──────── Data excerpts

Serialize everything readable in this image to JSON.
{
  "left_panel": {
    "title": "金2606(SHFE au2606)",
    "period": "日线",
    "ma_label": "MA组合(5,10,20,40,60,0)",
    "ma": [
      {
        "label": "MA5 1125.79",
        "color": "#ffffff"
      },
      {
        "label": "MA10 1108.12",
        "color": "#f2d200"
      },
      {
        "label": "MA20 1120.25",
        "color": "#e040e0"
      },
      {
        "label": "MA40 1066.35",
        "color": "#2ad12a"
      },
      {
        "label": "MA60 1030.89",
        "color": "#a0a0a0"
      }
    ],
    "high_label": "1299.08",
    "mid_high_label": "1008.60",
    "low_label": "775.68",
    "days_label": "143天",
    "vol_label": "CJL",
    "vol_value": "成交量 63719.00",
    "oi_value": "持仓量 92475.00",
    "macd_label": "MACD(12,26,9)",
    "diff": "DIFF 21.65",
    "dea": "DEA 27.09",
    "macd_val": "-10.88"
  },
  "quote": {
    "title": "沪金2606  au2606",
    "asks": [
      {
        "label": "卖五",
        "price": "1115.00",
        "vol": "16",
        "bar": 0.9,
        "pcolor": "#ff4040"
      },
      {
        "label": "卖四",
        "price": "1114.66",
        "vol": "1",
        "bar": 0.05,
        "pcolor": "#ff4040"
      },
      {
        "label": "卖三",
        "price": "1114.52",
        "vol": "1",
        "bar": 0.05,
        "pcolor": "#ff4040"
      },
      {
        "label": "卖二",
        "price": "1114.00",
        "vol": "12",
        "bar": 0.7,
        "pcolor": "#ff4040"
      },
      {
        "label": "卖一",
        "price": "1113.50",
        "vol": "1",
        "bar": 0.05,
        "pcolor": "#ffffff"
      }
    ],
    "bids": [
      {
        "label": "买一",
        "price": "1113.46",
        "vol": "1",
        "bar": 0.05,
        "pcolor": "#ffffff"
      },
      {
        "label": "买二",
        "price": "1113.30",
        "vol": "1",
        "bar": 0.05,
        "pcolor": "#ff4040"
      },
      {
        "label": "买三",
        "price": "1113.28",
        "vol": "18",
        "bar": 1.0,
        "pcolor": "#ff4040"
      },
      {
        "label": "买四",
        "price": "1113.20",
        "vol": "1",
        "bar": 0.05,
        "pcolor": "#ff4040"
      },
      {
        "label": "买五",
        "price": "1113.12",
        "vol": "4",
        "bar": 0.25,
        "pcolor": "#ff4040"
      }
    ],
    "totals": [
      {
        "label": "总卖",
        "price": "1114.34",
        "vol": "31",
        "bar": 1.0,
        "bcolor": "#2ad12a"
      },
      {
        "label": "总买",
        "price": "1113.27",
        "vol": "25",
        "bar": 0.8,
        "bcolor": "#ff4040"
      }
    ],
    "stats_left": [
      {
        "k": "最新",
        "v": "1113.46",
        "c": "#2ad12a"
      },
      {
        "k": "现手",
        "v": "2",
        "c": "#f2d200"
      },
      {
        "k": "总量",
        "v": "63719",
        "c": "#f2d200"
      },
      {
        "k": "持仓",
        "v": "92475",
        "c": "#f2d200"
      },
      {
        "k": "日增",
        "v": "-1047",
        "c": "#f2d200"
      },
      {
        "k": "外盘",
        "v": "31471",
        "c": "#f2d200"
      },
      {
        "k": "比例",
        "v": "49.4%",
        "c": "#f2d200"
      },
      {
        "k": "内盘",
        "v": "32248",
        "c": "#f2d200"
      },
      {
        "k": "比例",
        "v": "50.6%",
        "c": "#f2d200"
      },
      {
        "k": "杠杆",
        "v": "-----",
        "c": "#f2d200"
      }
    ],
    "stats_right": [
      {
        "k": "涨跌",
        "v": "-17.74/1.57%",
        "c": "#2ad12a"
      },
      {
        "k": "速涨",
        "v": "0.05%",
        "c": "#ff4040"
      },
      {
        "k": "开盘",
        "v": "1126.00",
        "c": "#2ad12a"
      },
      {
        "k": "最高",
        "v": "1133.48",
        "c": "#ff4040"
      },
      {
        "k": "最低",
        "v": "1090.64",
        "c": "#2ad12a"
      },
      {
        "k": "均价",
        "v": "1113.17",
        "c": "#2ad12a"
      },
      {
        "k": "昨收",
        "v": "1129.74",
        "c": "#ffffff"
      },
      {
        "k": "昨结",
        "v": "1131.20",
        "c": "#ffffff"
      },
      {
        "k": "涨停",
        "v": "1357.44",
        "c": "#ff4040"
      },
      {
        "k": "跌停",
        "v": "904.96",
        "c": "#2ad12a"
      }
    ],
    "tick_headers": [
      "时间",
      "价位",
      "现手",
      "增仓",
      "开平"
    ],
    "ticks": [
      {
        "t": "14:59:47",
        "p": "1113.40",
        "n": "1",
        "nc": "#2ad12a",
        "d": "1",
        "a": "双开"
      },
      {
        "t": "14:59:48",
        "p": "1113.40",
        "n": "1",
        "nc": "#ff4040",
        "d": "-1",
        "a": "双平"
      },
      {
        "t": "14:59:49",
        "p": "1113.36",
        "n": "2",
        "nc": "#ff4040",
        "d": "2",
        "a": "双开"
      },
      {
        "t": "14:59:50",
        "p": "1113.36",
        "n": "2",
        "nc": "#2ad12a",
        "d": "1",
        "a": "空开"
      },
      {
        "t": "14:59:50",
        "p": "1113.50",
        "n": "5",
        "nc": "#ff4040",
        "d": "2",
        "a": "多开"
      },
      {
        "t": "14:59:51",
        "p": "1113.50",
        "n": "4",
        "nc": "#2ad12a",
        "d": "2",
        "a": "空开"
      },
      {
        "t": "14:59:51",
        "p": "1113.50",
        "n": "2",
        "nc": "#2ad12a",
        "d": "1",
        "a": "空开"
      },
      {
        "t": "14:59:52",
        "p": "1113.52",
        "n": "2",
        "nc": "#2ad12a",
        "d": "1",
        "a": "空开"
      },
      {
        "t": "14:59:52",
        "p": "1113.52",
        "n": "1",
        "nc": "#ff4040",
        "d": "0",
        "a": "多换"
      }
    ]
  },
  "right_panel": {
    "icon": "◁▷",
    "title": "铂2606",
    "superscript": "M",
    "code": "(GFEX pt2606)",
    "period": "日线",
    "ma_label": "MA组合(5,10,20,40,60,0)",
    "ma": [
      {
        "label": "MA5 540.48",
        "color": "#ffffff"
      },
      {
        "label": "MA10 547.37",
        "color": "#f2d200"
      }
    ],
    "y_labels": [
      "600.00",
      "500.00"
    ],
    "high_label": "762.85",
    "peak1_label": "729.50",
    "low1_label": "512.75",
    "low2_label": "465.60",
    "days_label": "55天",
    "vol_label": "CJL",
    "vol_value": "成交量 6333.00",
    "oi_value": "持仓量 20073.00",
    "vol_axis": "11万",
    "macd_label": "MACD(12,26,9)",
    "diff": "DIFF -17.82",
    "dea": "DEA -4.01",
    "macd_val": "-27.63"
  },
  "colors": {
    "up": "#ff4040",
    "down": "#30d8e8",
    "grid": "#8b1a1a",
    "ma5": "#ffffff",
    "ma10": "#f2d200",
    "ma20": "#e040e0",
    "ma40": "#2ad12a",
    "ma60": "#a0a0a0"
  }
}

────────────────

- **What the task asks**
Output all of the data again. Match it exactly.

- **Written reply**
Serialize everything readable in this image to JSON.
{
  "left_panel": {
    "title": "金2606(SHFE au2606)",
    "period": "日线",
    "ma_label": "MA组合(5,10,20,40,60,0)",
    "ma": [
      {
        "label": "MA5 1125.79",
        "color": "#ffffff"
      },
      {
        "label": "MA10 1108.12",
        "color": "#f2d200"
      },
      {
        "label": "MA20 1120.25",
        "color": "#e040e0"
      },
      {
        "label": "MA40 1066.35",
        "color": "#2ad12a"
      },
      {
        "label": "MA60 1030.89",
        "color": "#a0a0a0"
      }
    ],
    "high_label": "1299.08",
    "mid_high_label": "1008.60",
    "low_label": "775.68",
    "days_label": "143天",
    "vol_label": "CJL",
    "vol_value": "成交量 63719.00",
    "oi_value": "持仓量 92475.00",
    "macd_label": "MACD(12,26,9)",
    "diff": "DIFF 21.65",
    "dea": "DEA 27.09",
    "macd_val": "-10.88"
  },
  "quote": {
    "title": "沪金2606  au2606",
    "asks": [
      {
        "label": "卖五",
        "price": "1115.00",
        "vol": "16",
        "bar": 0.9,
        "pcolor": "#ff4040"
      },
      {
        "label": "卖四",
        "price": "1114.66",
        "vol": "1",
        "bar": 0.05,
        "pcolor": "#ff4040"
      },
      {
        "label": "卖三",
        "price": "1114.52",
        "vol": "1",
        "bar": 0.05,
        "pcolor": "#ff4040"
      },
      {
        "label": "卖二",
        "price": "1114.00",
        "vol": "12",
        "bar": 0.7,
        "pcolor": "#ff4040"
      },
      {
        "label": "卖一",
        "price": "1113.50",
        "vol": "1",
        "bar": 0.05,
        "pcolor": "#ffffff"
      }
    ],
    "bids": [
      {
        "label": "买一",
        "price": "1113.46",
        "vol": "1",
        "bar": 0.05,
        "pcolor": "#ffffff"
      },
      {
        "label": "买二",
        "price": "1113.30",
        "vol": "1",
        "bar": 0.05,
        "pcolor": "#ff4040"
      },
      {
        "label": "买三",
        "price": "1113.28",
        "vol": "18",
        "bar": 1.0,
        "pcolor": "#ff4040"
      },
      {
        "label": "买四",
        "price": "1113.20",
        "vol": "1",
        "bar": 0.05,
        "pcolor": "#ff4040"
      },
      {
        "label": "买五",
        "price": "1113.12",
        "vol": "4",
        "bar": 0.25,
        "pcolor": "#ff4040"
      }
    ],
    "totals": [
      {
        "label": "总卖",
        "price": "1114.34",
        "vol": "31",
        "bar": 1.0,
        "bcolor": "#2ad12a"
      },
      {
        "label": "总买",
        "price": "1113.27",
        "vol": "25",
        "bar": 0.8,
        "bcolor": "#ff4040"
      }
    ],
    "stats_left": [
      {
        "k": "最新",
        "v": "1113.46",
        "c": "#2ad12a"
      },
      {
        "k": "现手",
        "v": "2",
        "c": "#f2d200"
      },
      {
        "k": "总量",
        "v": "63719",
        "c": "#f2d200"
      },
      {
        "k": "持仓",
        "v": "92475",
        "c": "#f2d200"
      },
      {
        "k": "日增",
        "v": "-1047",
        "c": "#f2d200"
      },
      {
        "k": "外盘",
        "v": "31471",
        "c": "#f2d200"
      },
      {
        "k": "比例",
        "v": "49.4%",
        "c": "#f2d200"
      },
      {
        "k": "内盘",
        "v": "32248",
        "c": "#f2d200"
      },
      {
        "k": "比例",
        "v": "50.6%",
        "c": "#f2d200"
      },
      {
        "k": "杠杆",
        "v": "-----",
        "c": "#f2d200"
      }
    ],
    "stats_right": [
      {
        "k": "涨跌",
        "v": "-17.74/1.57%",
        "c": "#2ad12a"
      },
      {
        "k": "速涨",
        "v": "0.05%",
        "c": "#ff4040"
      },
      {
        "k": "开盘",
        "v": "1126.00",
        "c": "#2ad12a"
      },
      {
        "k": "最高",
        "v": "1133.48",
        "c": "#ff4040"
      },
      {
        "k": "最低",
        "v": "1090.64",
        "c": "#2ad12a"
      },
      {
        "k": "均价",
        "v": "1113.17",
        "c": "#2ad12a"
      },
      {
        "k": "昨收",
        "v": "1129.74",
        "c": "#ffffff"
      },
      {
        "k": "昨结",
        "v": "1131.20",
        "c": "#ffffff"
      },
      {
        "k": "涨停",
        "v": "1357.44",
        "c": "#ff4040"
      },
      {
        "k": "跌停",
        "v": "904.96",
        "c": "#2ad12a"
      }
    ],
    "tick_headers": [
      "时间",
      "价位",
      "现手",
      "增仓",
      "开平"
    ],
    "ticks": [
      {
        "t": "14:59:47",
        "p": "1113.40",
        "n": "1",
        "nc": "#2ad12a",
        "d": "1",
        "a": "双开"
      },
      {
        "t": "14:59:48",
        "p": "1113.40",
        "n": "1",
        "nc": "#ff4040",
        "d": "-1",
        "a": "双平"
      },
      {
        "t": "14:59:49",
        "p": "1113.36",
        "n": "2",
        "nc": "#ff4040",
        "d": "2",
        "a": "双开"
      },
      {
        "t": "14:59:50",
        "p": "1113.36",
        "n": "2",
        "nc": "#2ad12a",
        "d": "1",
        "a": "空开"
      },
      {
        "t": "14:59:50",
        "p": "1113.50",
        "n": "5",
        "nc": "#ff4040",
        "d": "2",
        "a": "多开"
      },
      {
        "t": "14:59:51",
        "p": "1113.50",
        "n": "4",
        "nc": "#2ad12a",
        "d": "2",
        "a": "空开"
      },
      {
        "t": "14:59:51",
        "p": "1113.50",
        "n": "2",
        "nc": "#2ad12a",
        "d": "1",
        "a": "空开"
      },
      {
        "t": "14:59:52",
        "p": "1113.52",
        "n": "2",
        "nc": "#2ad12a",
        "d": "1",
        "a": "空开"
      },
      {
        "t": "14:59:52",
        "p": "1113.52",
        "n": "1",
        "nc": "#ff4040",
        "d": "0",
        "a": "多换"
      }
    ]
  },
  "right_panel": {
    "icon": "◁▷",
    "title": "铂2606",
    "superscript": "M",
    "code": "(GFEX pt2606)",
    "period": "日线",
    "ma_label": "MA组合(5,10,20,40,60,0)",
    "ma": [
      {
        "label": "MA5 540.48",
        "color": "#ffffff"
      },
      {
        "label": "MA10 547.37",
        "color": "#f2d200"
      }
    ],
    "y_labels": [
      "600.00",
      "500.00"
    ],
    "high_label": "762.85",
    "peak1_label": "729.50",
    "low1_label": "512.75",
    "low2_label": "465.60",
    "days_label": "55天",
    "vol_label": "CJL",
    "vol_value": "成交量 6333.00",
    "oi_value": "持仓量 20073.00",
    "vol_axis": "11万",
    "macd_label": "MACD(12,26,9)",
    "diff": "DIFF -17.82",
    "dea": "DEA -4.01",
    "macd_val": "-27.63"
  },
  "colors": {
    "up": "#ff4040",
    "down": "#30d8e8",
    "grid": "#8b1a1a",
    "ma5": "#ffffff",
    "ma10": "#f2d200",
    "ma20": "#e040e0",
    "ma40": "#2ad12a",
    "ma60": "#a0a0a0"
  }
}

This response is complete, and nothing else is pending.